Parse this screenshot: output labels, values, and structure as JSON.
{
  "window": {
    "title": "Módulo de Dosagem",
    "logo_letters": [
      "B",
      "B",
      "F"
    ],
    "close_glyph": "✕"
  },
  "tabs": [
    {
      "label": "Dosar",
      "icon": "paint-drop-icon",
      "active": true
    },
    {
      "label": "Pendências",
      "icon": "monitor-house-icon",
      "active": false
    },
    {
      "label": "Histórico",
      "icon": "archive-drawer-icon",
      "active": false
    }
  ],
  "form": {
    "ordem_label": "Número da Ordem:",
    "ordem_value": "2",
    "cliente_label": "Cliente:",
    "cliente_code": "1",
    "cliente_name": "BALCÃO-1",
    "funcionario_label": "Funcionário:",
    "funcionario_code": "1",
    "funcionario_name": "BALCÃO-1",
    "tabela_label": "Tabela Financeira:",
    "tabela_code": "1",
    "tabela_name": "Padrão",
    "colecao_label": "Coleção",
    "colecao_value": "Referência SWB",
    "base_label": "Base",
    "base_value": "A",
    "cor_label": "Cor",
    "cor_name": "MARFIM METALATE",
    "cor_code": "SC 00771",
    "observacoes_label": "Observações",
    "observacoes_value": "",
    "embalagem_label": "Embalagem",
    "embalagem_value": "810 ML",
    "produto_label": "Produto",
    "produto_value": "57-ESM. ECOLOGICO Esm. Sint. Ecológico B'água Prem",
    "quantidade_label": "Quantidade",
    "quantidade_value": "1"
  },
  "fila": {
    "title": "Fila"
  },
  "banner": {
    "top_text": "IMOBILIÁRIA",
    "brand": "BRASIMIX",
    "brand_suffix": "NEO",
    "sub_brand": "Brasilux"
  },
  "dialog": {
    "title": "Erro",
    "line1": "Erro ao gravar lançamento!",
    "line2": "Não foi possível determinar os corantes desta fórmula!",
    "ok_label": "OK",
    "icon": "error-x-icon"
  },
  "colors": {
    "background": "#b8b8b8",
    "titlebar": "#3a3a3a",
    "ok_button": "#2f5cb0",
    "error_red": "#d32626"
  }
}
+++
Write out all the entries exactly.

## Task output
Parse this screenshot: output labels, values, and structure as JSON.
{
  "window": {
    "title": "Módulo de Dosagem",
    "logo_letters": [
      "B",
      "B",
      "F"
    ],
    "close_glyph": "✕"
  },
  "tabs": [
    {
      "label": "Dosar",
      "icon": "paint-drop-icon",
      "active": true
    },
    {
      "label": "Pendências",
      "icon": "monitor-house-icon",
      "active": false
    },
    {
      "label": "Histórico",
      "icon": "archive-drawer-icon",
      "active": false
    }
  ],
  "form": {
    "ordem_label": "Número da Ordem:",
    "ordem_value": "2",
    "cliente_label": "Cliente:",
    "cliente_code": "1",
    "cliente_name": "BALCÃO-1",
    "funcionario_label": "Funcionário:",
    "funcionario_code": "1",
    "funcionario_name": "BALCÃO-1",
    "tabela_label": "Tabela Financeira:",
    "tabela_code": "1",
    "tabela_name": "Padrão",
    "colecao_label": "Coleção",
    "colecao_value": "Referência SWB",
    "base_label": "Base",
    "base_value": "A",
    "cor_label": "Cor",
    "cor_name": "MARFIM METALATE",
    "cor_code": "SC 00771",
    "observacoes_label": "Observações",
    "observacoes_value": "",
    "embalagem_label": "Embalagem",
    "embalagem_value": "810 ML",
    "produto_label": "Produto",
    "produto_value": "57-ESM. ECOLOGICO Esm. Sint. Ecológico B'água Prem",
    "quantidade_label": "Quantidade",
    "quantidade_value": "1"
  },
  "fila": {
    "title": "Fila"
  },
  "banner": {
    "top_text": "IMOBILIÁRIA",
    "brand": "BRASIMIX",
    "brand_suffix": "NEO",
    "sub_brand": "Brasilux"
  },
  "dialog": {
    "title": "Erro",
    "line1": "Erro ao gravar lançamento!",
    "line2": "Não foi possível determinar os corantes desta fórmula!",
    "ok_label": "OK",
    "icon": "error-x-icon"
  },
  "colors": {
    "background": "#b8b8b8",
    "titlebar": "#3a3a3a",
    "ok_button": "#2f5cb0",
    "error_red": "#d32626"
  }
}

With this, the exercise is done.